*Goal:* Return everything from the line containing "more-vert-icon[interactable]: ⋮ bbox=[1276, 278, 1292, 298]" down to the line containing "ppt-tab: FORMATO bbox=[507, 107, 540, 115]", both included, with each line repeated exactly.
──────────
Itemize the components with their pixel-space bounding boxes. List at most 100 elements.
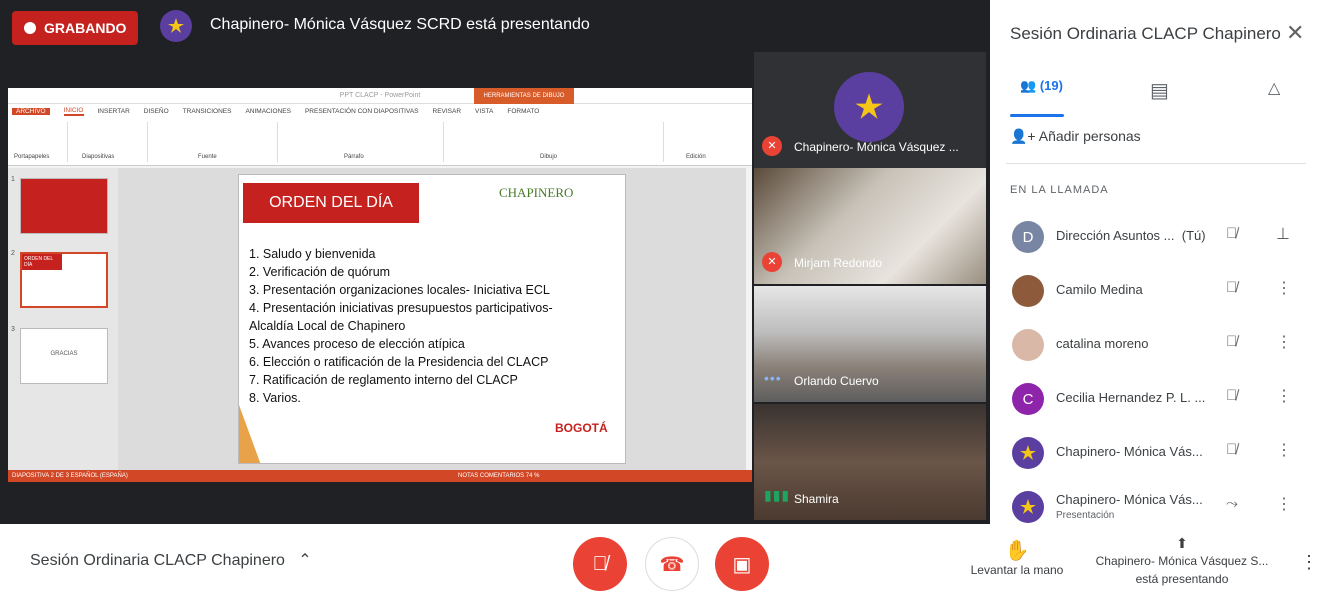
more-vert-icon[interactable]: ⋮ bbox=[1276, 278, 1292, 298]
bottom-bar: Sesión Ordinaria CLACP Chapinero ⌃ 🎙̸ ☎ … bbox=[0, 524, 1330, 594]
leave-call-button[interactable]: ☎ bbox=[645, 537, 699, 591]
participant-name: Chapinero- Mónica Vás... bbox=[1056, 492, 1203, 507]
tile-avatar bbox=[834, 72, 904, 142]
ppt-tab: FORMATO bbox=[507, 107, 540, 115]
video-tile[interactable]: ▮▮▮ Shamira bbox=[754, 404, 986, 520]
people-count: (19) bbox=[1039, 78, 1063, 93]
more-vert-icon[interactable]: ⋮ bbox=[1300, 552, 1318, 573]
tab-underline bbox=[1010, 114, 1064, 117]
shared-screen: PPT CLACP - PowerPoint HERRAMIENTAS DE D… bbox=[8, 88, 752, 520]
close-icon[interactable]: ✕ bbox=[1286, 20, 1304, 46]
ppt-tab: INICIO bbox=[63, 106, 84, 116]
ribbon-group: Párrafo bbox=[278, 122, 444, 162]
more-vert-icon[interactable]: ⋮ bbox=[1276, 440, 1292, 460]
add-people-label: Añadir personas bbox=[1038, 128, 1141, 144]
mic-off-icon: 🎙̸ bbox=[1226, 387, 1238, 404]
ppt-ribbon: Portapapeles Diapositivas Fuente Párrafo… bbox=[8, 118, 752, 166]
speaking-icon: ▮▮▮ bbox=[764, 487, 791, 503]
agenda-item: Alcaldía Local de Chapinero bbox=[249, 319, 406, 333]
record-dot-icon bbox=[24, 22, 36, 34]
mic-off-icon: ✕ bbox=[762, 136, 782, 156]
ppt-thumbnail-pane: 1 2 ORDEN DEL DÍA 3 GRACIAS bbox=[8, 168, 118, 470]
more-vert-icon[interactable]: ⋮ bbox=[1276, 386, 1292, 406]
raise-hand-button[interactable]: ✋ Levantar la mano bbox=[962, 538, 1072, 577]
camera-toggle-button[interactable]: ▣ bbox=[715, 537, 769, 591]
chat-icon[interactable]: ▤ bbox=[1150, 78, 1169, 103]
presenting-line1: Chapinero- Mónica Vásquez S... bbox=[1095, 554, 1269, 568]
presenting-line2: está presentando bbox=[1135, 572, 1229, 586]
in-call-heading: EN LA LLAMADA bbox=[1010, 184, 1109, 196]
camera-off-icon: ▣ bbox=[732, 553, 752, 576]
agenda-item: 1. Saludo y bienvenida bbox=[249, 247, 376, 261]
participant-row[interactable]: Camilo Medina 🎙̸ ⋮ bbox=[990, 264, 1330, 318]
screen-bottom-area bbox=[8, 482, 752, 520]
participant-name: Camilo Medina bbox=[1056, 282, 1143, 297]
mic-toggle-button[interactable]: 🎙̸ bbox=[573, 537, 627, 591]
meeting-details[interactable]: Sesión Ordinaria CLACP Chapinero ⌃ bbox=[30, 550, 312, 570]
participant-row[interactable]: Chapinero- Mónica Vás... 🎙̸ ⋮ bbox=[990, 426, 1330, 480]
participant-name: Dirección Asuntos ... (Tú) bbox=[1056, 228, 1206, 243]
present-icon: ⬆ bbox=[1176, 535, 1188, 551]
star-logo-icon bbox=[168, 18, 184, 33]
slide-thumbnail: GRACIAS bbox=[20, 328, 108, 384]
tile-name: Mirjam Redondo bbox=[794, 256, 883, 270]
tile-name: Shamira bbox=[794, 492, 839, 506]
ppt-tab: REVISAR bbox=[432, 107, 462, 115]
ribbon-group: Fuente bbox=[148, 122, 278, 162]
tile-name: Orlando Cuervo bbox=[794, 374, 879, 388]
ppt-status-bar: DIAPOSITIVA 2 DE 3 ESPAÑOL (ESPAÑA) NOTA… bbox=[8, 470, 752, 482]
star-logo-icon bbox=[1020, 445, 1036, 460]
meeting-name: Sesión Ordinaria CLACP Chapinero bbox=[30, 552, 285, 569]
divider bbox=[1006, 163, 1306, 164]
more-dots-icon: ••• bbox=[764, 370, 782, 386]
avatar bbox=[1012, 329, 1044, 361]
more-vert-icon[interactable]: ⋮ bbox=[1276, 332, 1292, 352]
participant-name: catalina moreno bbox=[1056, 336, 1149, 351]
ribbon-group: Portapapeles bbox=[10, 122, 68, 162]
slide-thumbnail bbox=[20, 178, 108, 234]
ppt-tab: ARCHIVO bbox=[12, 107, 50, 115]
activities-icon[interactable]: △ bbox=[1268, 78, 1280, 98]
video-tile[interactable]: ✕ Chapinero- Mónica Vásquez ... bbox=[754, 52, 986, 168]
panel-title: Sesión Ordinaria CLACP Chapinero bbox=[1010, 24, 1281, 43]
video-tile[interactable]: ••• Orlando Cuervo bbox=[754, 286, 986, 402]
mic-off-icon: 🎙̸ bbox=[592, 552, 608, 575]
hand-icon: ✋ bbox=[1004, 540, 1030, 562]
ppt-slide-canvas: ORDEN DEL DÍA CHAPINERO 1. Saludo y bien… bbox=[118, 168, 746, 470]
participant-row[interactable]: catalina moreno 🎙̸ ⋮ bbox=[990, 318, 1330, 372]
mic-off-icon: 🎙̸ bbox=[1226, 225, 1238, 242]
bogota-logo: BOGOTÁ bbox=[555, 421, 608, 435]
tab-people[interactable]: 👥 (19) bbox=[1020, 78, 1063, 94]
star-logo-icon bbox=[1020, 499, 1036, 514]
presenter-avatar bbox=[160, 10, 192, 42]
ppt-tab: VISTA bbox=[475, 107, 494, 115]
ribbon-group: Diapositivas bbox=[68, 122, 148, 162]
participant-row[interactable]: C Cecilia Hernandez P. L. ... 🎙̸ ⋮ bbox=[990, 372, 1330, 426]
slide: ORDEN DEL DÍA CHAPINERO 1. Saludo y bien… bbox=[238, 174, 626, 464]
presenting-text: Chapinero- Mónica Vásquez SCRD está pres… bbox=[210, 16, 590, 33]
participant-name: Chapinero- Mónica Vás... bbox=[1056, 444, 1203, 459]
video-tile[interactable]: ✕ Mirjam Redondo bbox=[754, 168, 986, 284]
ppt-tab: DISEÑO bbox=[143, 107, 169, 115]
ppt-tab: ANIMACIONES bbox=[245, 107, 291, 115]
hang-up-icon: ☎ bbox=[659, 553, 685, 576]
agenda-item: 2. Verificación de quórum bbox=[249, 265, 391, 279]
participant-row[interactable]: D Dirección Asuntos ... (Tú) 🎙̸ ⊥ bbox=[990, 210, 1330, 264]
add-people-button[interactable]: 👤+ Añadir personas bbox=[1010, 128, 1141, 145]
people-panel: Sesión Ordinaria CLACP Chapinero ✕ 👥 (19… bbox=[990, 0, 1330, 524]
ppt-window-title: PPT CLACP - PowerPoint bbox=[8, 88, 752, 104]
chevron-up-icon: ⌃ bbox=[289, 552, 312, 569]
more-vert-icon[interactable]: ⋮ bbox=[1276, 494, 1292, 514]
pin-icon[interactable]: ⊥ bbox=[1276, 224, 1290, 244]
tile-name: Chapinero- Mónica Vásquez ... bbox=[794, 140, 959, 154]
people-icon: 👥 bbox=[1020, 78, 1037, 93]
ppt-tab: INSERTAR bbox=[97, 107, 130, 115]
agenda-list: 1. Saludo y bienvenida 2. Verificación d… bbox=[249, 245, 619, 407]
avatar bbox=[1012, 437, 1044, 469]
mic-off-icon: ✕ bbox=[762, 252, 782, 272]
ppt-drawing-tools-tab: HERRAMIENTAS DE DIBUJO bbox=[474, 88, 574, 104]
ribbon-group: Edición bbox=[686, 154, 706, 160]
presenting-status-button[interactable]: ⬆ Chapinero- Mónica Vásquez S... está pr… bbox=[1084, 534, 1280, 588]
ppt-ribbon-tabs: ARCHIVO INICIO INSERTAR DISEÑO TRANSICIO… bbox=[8, 104, 752, 118]
agenda-item: 7. Ratificación de reglamento interno de… bbox=[249, 373, 518, 387]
──────────
*Solution to this task:*
more-vert-icon[interactable]: ⋮ bbox=[1276, 278, 1292, 298]
bottom-bar: Sesión Ordinaria CLACP Chapinero ⌃ 🎙̸ ☎ … bbox=[0, 524, 1330, 594]
leave-call-button[interactable]: ☎ bbox=[645, 537, 699, 591]
participant-name: Chapinero- Mónica Vás... bbox=[1056, 492, 1203, 507]
tile-avatar bbox=[834, 72, 904, 142]
ppt-tab: FORMATO bbox=[507, 107, 540, 115]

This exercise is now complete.